* _Figure dataset records_
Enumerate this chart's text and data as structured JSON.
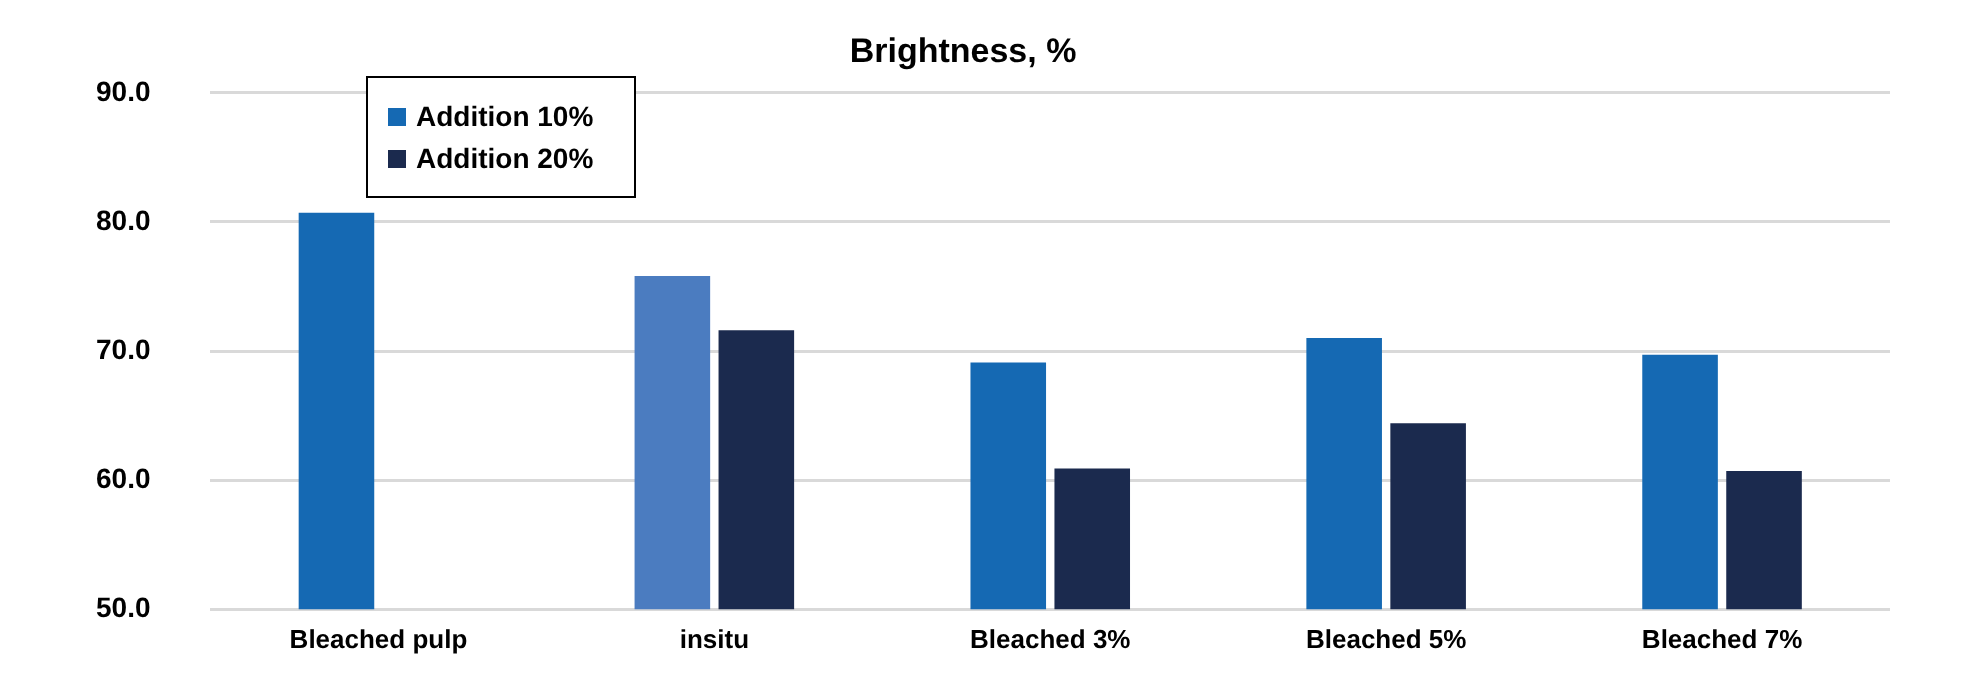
{
  "chart_data": {
    "type": "bar",
    "title": "Brightness, %",
    "categories": [
      "Bleached pulp",
      "insitu",
      "Bleached 3%",
      "Bleached 5%",
      "Bleached 7%"
    ],
    "series": [
      {
        "name": "Addition 10%",
        "color": "#1569b3",
        "colors": [
          "#1569b3",
          "#4b7cc0",
          "#1569b3",
          "#1569b3",
          "#1569b3"
        ],
        "values": [
          80.7,
          75.8,
          69.1,
          71.0,
          69.7
        ]
      },
      {
        "name": "Addition 20%",
        "color": "#1b2a4e",
        "values": [
          null,
          71.6,
          60.9,
          64.4,
          60.7
        ]
      }
    ],
    "ylim": [
      50,
      90
    ],
    "yticks": [
      {
        "value": 50,
        "label": "50.0"
      },
      {
        "value": 60,
        "label": "60.0"
      },
      {
        "value": 70,
        "label": "70.0"
      },
      {
        "value": 80,
        "label": "80.0"
      },
      {
        "value": 90,
        "label": "90.0"
      }
    ],
    "grid": "y",
    "legend": "top left"
  }
}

* _Your objective_
Tell how many lines contain the word "label", using only the number.

* _Response_
5